## PROBLEM REQUIREMENTS:
Repeat all entries exactly.

(Data extracted from a collection)
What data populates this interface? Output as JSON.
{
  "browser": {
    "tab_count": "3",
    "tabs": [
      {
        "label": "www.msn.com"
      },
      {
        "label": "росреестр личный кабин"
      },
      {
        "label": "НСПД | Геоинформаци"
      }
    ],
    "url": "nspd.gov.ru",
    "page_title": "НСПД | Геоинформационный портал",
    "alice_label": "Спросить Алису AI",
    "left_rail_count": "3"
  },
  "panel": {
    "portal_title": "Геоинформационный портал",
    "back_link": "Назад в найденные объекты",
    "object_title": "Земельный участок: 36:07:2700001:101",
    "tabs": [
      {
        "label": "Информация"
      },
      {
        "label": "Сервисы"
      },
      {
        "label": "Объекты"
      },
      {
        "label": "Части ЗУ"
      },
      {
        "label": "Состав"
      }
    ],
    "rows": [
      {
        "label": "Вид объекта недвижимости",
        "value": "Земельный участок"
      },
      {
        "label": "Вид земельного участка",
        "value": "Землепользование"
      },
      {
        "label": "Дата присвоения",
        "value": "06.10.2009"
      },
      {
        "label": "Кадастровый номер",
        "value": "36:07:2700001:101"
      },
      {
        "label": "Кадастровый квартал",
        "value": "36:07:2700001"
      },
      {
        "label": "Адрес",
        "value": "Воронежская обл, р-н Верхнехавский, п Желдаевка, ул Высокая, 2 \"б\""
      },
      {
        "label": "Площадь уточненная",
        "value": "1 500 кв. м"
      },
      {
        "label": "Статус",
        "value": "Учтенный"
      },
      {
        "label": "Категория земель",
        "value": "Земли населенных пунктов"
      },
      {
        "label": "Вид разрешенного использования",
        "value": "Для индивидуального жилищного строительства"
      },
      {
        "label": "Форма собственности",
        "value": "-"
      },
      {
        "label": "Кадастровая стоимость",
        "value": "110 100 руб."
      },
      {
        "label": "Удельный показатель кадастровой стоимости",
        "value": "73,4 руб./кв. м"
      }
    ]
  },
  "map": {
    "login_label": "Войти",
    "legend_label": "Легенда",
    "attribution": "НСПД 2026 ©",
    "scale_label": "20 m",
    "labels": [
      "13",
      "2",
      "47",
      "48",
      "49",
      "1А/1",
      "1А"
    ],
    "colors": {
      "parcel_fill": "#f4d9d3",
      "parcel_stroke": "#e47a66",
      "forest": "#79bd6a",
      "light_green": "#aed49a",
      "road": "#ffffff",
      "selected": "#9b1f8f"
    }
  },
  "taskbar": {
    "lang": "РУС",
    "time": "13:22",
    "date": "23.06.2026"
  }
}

## FINISHED EXERCISE:
What data populates this interface? Output as JSON.
{
  "browser": {
    "tab_count": "3",
    "tabs": [
      {
        "label": "www.msn.com"
      },
      {
        "label": "росреестр личный кабин"
      },
      {
        "label": "НСПД | Геоинформаци"
      }
    ],
    "url": "nspd.gov.ru",
    "page_title": "НСПД | Геоинформационный портал",
    "alice_label": "Спросить Алису AI",
    "left_rail_count": "3"
  },
  "panel": {
    "portal_title": "Геоинформационный портал",
    "back_link": "Назад в найденные объекты",
    "object_title": "Земельный участок: 36:07:2700001:101",
    "tabs": [
      {
        "label": "Информация"
      },
      {
        "label": "Сервисы"
      },
      {
        "label": "Объекты"
      },
      {
        "label": "Части ЗУ"
      },
      {
        "label": "Состав"
      }
    ],
    "rows": [
      {
        "label": "Вид объекта недвижимости",
        "value": "Земельный участок"
      },
      {
        "label": "Вид земельного участка",
        "value": "Землепользование"
      },
      {
        "label": "Дата присвоения",
        "value": "06.10.2009"
      },
      {
        "label": "Кадастровый номер",
        "value": "36:07:2700001:101"
      },
      {
        "label": "Кадастровый квартал",
        "value": "36:07:2700001"
      },
      {
        "label": "Адрес",
        "value": "Воронежская обл, р-н Верхнехавский, п Желдаевка, ул Высокая, 2 \"б\""
      },
      {
        "label": "Площадь уточненная",
        "value": "1 500 кв. м"
      },
      {
        "label": "Статус",
        "value": "Учтенный"
      },
      {
        "label": "Категория земель",
        "value": "Земли населенных пунктов"
      },
      {
        "label": "Вид разрешенного использования",
        "value": "Для индивидуального жилищного строительства"
      },
      {
        "label": "Форма собственности",
        "value": "-"
      },
      {
        "label": "Кадастровая стоимость",
        "value": "110 100 руб."
      },
      {
        "label": "Удельный показатель кадастровой стоимости",
        "value": "73,4 руб./кв. м"
      }
    ]
  },
  "map": {
    "login_label": "Войти",
    "legend_label": "Легенда",
    "attribution": "НСПД 2026 ©",
    "scale_label": "20 m",
    "labels": [
      "13",
      "2",
      "47",
      "48",
      "49",
      "1А/1",
      "1А"
    ],
    "colors": {
      "parcel_fill": "#f4d9d3",
      "parcel_stroke": "#e47a66",
      "forest": "#79bd6a",
      "light_green": "#aed49a",
      "road": "#ffffff",
      "selected": "#9b1f8f"
    }
  },
  "taskbar": {
    "lang": "РУС",
    "time": "13:22",
    "date": "23.06.2026"
  }
}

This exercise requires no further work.